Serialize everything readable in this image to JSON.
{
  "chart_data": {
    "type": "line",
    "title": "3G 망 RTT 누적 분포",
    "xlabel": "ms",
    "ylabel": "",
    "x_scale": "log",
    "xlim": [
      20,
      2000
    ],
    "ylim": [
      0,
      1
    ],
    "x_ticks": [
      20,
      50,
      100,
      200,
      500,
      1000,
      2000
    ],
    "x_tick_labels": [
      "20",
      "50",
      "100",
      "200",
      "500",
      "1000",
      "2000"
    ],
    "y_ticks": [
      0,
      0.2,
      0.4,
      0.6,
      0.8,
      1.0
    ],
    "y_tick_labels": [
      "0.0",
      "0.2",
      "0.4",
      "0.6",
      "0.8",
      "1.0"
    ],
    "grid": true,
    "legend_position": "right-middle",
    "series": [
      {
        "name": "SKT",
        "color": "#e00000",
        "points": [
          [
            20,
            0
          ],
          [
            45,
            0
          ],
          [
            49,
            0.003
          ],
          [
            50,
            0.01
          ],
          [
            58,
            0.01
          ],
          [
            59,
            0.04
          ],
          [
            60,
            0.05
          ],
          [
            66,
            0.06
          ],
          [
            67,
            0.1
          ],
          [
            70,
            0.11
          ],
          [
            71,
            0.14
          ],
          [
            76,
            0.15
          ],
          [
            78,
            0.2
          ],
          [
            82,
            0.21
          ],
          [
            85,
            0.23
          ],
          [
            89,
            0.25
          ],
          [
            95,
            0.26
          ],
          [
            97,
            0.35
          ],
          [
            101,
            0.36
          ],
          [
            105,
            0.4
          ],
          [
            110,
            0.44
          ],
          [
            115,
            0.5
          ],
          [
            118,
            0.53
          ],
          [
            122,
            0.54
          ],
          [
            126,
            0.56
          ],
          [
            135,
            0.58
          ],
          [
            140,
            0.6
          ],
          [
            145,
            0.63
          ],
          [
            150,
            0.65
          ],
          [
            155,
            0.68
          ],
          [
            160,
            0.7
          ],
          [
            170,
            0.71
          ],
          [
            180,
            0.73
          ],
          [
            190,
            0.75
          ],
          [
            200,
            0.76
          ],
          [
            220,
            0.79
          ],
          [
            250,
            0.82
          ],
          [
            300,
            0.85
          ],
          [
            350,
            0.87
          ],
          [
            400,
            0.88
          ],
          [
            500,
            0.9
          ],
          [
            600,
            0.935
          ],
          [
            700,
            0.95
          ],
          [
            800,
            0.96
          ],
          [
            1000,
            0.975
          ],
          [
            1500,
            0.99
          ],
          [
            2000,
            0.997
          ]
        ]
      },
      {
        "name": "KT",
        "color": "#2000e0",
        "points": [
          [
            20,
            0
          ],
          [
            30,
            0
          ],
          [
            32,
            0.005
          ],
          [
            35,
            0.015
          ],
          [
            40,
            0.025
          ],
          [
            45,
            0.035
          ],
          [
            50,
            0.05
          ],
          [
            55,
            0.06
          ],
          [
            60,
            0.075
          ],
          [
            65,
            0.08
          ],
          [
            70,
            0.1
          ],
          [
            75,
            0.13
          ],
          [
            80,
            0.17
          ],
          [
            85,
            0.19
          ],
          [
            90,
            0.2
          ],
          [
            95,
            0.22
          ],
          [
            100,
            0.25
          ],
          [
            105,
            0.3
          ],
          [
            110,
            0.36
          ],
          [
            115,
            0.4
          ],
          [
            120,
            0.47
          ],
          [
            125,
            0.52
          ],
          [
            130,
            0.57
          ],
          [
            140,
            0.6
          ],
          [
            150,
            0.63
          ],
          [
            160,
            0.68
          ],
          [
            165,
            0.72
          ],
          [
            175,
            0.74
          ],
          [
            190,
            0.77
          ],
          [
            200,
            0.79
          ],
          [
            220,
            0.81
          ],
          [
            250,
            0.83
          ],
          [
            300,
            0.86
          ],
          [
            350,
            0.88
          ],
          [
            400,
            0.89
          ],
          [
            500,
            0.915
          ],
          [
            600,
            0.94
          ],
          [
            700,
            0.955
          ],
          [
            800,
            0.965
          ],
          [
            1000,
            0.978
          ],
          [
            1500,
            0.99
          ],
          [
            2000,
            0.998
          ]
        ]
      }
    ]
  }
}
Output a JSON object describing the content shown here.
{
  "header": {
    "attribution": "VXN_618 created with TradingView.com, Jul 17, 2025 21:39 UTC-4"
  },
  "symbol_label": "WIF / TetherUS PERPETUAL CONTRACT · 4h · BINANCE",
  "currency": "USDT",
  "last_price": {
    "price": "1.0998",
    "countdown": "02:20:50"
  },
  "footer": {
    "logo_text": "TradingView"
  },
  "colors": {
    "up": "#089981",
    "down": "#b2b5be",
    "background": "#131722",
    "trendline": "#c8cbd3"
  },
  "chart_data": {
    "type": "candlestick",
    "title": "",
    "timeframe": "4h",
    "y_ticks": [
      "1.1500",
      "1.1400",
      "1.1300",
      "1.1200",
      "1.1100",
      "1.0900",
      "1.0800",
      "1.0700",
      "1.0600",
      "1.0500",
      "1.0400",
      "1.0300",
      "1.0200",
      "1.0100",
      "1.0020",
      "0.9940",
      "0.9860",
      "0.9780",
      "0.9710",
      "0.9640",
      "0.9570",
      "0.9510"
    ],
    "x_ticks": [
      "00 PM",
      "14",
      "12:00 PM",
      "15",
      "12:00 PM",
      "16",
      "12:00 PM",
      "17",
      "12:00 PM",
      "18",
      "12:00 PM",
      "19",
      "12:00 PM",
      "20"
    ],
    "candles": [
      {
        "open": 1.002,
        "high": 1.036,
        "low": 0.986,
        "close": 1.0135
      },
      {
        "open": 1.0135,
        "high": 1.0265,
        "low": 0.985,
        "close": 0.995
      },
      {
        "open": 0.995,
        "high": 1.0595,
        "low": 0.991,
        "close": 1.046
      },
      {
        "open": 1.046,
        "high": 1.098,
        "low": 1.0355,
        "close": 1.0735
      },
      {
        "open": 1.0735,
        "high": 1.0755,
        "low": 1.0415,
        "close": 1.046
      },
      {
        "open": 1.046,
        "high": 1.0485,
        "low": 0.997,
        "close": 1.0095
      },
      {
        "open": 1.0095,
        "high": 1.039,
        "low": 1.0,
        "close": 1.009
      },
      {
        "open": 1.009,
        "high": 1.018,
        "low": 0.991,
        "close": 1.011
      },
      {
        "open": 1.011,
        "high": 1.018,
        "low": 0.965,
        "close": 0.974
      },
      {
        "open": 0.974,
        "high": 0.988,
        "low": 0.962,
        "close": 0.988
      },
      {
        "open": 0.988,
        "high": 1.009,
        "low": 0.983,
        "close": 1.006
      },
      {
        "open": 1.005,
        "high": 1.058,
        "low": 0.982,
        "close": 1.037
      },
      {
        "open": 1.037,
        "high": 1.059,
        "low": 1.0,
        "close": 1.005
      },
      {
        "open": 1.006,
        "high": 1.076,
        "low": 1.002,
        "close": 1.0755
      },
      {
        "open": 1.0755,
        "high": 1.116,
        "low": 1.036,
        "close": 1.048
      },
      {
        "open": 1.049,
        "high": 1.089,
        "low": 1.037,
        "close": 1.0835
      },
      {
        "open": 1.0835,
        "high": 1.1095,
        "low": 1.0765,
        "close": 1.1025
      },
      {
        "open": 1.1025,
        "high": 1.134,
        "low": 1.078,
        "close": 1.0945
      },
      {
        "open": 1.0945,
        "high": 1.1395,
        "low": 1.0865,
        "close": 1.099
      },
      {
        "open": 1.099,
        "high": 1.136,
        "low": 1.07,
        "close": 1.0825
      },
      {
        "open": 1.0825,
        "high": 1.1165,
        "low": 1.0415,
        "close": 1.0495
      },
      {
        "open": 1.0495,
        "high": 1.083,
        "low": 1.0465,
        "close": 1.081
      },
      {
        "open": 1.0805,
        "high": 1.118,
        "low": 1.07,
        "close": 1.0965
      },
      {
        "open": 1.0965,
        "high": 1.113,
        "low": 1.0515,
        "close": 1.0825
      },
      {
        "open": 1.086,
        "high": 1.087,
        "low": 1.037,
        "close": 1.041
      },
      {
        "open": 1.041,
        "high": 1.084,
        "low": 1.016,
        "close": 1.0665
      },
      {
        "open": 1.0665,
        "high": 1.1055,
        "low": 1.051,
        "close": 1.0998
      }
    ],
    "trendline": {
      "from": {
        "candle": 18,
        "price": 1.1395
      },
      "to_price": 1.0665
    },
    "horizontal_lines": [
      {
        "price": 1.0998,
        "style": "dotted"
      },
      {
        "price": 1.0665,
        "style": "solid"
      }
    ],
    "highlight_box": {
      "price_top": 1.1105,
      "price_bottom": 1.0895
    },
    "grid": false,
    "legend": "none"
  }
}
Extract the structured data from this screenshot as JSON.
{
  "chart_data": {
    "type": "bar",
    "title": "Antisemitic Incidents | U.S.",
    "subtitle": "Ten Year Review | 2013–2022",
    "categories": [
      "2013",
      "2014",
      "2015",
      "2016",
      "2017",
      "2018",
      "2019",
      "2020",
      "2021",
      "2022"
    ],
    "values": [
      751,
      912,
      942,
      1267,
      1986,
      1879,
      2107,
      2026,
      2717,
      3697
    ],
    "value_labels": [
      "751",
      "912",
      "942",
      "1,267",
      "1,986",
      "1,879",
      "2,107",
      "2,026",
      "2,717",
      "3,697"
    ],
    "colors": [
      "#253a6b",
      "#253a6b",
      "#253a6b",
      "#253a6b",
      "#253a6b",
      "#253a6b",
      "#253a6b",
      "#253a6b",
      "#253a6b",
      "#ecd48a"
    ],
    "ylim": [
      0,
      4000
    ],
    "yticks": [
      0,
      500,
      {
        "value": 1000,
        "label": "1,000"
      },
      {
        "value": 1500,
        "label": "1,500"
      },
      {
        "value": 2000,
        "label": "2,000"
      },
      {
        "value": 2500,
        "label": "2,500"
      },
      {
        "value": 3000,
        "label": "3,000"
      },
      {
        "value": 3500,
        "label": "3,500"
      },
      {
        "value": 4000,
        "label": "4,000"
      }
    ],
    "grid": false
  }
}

#### [WHAT YOU SHOULD DO]
Give again only the lines of the material above that run from the one with "Extract the structured" through the end, both included, exactly as they appear.

#### [SOLVED EXERCISE]
Extract the structured data from this screenshot as JSON.
{
  "chart_data": {
    "type": "bar",
    "title": "Antisemitic Incidents | U.S.",
    "subtitle": "Ten Year Review | 2013–2022",
    "categories": [
      "2013",
      "2014",
      "2015",
      "2016",
      "2017",
      "2018",
      "2019",
      "2020",
      "2021",
      "2022"
    ],
    "values": [
      751,
      912,
      942,
      1267,
      1986,
      1879,
      2107,
      2026,
      2717,
      3697
    ],
    "value_labels": [
      "751",
      "912",
      "942",
      "1,267",
      "1,986",
      "1,879",
      "2,107",
      "2,026",
      "2,717",
      "3,697"
    ],
    "colors": [
      "#253a6b",
      "#253a6b",
      "#253a6b",
      "#253a6b",
      "#253a6b",
      "#253a6b",
      "#253a6b",
      "#253a6b",
      "#253a6b",
      "#ecd48a"
    ],
    "ylim": [
      0,
      4000
    ],
    "yticks": [
      0,
      500,
      {
        "value": 1000,
        "label": "1,000"
      },
      {
        "value": 1500,
        "label": "1,500"
      },
      {
        "value": 2000,
        "label": "2,000"
      },
      {
        "value": 2500,
        "label": "2,500"
      },
      {
        "value": 3000,
        "label": "3,000"
      },
      {
        "value": 3500,
        "label": "3,500"
      },
      {
        "value": 4000,
        "label": "4,000"
      }
    ],
    "grid": false
  }
}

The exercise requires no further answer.